**WORK TO DO:** All lines in the data bearing the string "Finalizado" should be identified and copied.

**DATASET EXCERPTS:**
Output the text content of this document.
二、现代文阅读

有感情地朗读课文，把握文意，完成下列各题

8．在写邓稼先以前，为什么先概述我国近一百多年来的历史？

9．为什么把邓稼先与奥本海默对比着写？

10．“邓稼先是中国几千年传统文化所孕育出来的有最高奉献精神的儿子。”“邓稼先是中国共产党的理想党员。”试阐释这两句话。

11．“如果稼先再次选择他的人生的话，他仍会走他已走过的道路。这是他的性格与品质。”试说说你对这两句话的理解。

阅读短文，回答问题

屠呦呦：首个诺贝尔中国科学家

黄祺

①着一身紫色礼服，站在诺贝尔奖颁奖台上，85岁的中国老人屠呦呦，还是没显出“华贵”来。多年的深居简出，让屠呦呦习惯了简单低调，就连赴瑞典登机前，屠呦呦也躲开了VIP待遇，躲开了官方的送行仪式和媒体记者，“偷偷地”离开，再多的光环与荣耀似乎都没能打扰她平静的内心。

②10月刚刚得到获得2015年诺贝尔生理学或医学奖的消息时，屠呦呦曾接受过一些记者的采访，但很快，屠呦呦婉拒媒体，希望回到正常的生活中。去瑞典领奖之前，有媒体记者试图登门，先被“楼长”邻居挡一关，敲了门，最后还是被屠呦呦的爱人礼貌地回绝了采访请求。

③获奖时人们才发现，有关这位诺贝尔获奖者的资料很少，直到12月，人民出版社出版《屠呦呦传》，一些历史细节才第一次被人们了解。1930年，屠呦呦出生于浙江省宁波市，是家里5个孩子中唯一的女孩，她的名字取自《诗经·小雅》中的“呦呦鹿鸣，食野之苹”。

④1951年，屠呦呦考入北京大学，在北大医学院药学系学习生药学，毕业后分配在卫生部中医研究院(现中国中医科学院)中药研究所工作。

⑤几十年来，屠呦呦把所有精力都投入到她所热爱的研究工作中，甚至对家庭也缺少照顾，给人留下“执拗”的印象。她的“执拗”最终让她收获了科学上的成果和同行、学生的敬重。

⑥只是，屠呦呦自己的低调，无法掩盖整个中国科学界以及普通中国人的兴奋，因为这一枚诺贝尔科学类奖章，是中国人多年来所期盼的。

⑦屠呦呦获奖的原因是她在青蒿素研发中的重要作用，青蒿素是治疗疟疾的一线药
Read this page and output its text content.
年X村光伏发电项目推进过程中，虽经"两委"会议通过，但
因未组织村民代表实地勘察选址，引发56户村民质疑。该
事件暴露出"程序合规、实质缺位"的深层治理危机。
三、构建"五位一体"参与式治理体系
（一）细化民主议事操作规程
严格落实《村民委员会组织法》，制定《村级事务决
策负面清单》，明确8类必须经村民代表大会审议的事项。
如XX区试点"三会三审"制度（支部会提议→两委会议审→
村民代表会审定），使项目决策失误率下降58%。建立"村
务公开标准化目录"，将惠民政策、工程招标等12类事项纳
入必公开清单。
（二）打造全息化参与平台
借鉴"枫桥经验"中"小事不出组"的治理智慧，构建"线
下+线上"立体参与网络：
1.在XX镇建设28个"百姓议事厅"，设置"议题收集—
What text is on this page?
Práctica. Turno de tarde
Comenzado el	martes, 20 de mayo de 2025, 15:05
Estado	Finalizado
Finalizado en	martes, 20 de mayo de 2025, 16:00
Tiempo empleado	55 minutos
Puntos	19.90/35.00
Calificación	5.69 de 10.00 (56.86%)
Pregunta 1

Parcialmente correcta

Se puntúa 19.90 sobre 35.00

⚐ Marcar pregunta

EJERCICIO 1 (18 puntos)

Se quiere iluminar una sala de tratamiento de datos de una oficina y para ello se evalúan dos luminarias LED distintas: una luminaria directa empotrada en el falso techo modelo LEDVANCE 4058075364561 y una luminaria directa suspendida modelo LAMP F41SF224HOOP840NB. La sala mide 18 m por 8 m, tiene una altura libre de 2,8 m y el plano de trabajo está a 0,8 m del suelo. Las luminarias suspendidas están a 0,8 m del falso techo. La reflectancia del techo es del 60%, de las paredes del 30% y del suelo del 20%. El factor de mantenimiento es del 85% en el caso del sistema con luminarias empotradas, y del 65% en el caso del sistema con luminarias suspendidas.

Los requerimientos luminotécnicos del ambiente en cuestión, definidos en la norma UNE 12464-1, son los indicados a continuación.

**WRITTEN SOLUTION:**
Estado	Finalizado
Finalizado en	martes, 20 de mayo de 2025, 16:00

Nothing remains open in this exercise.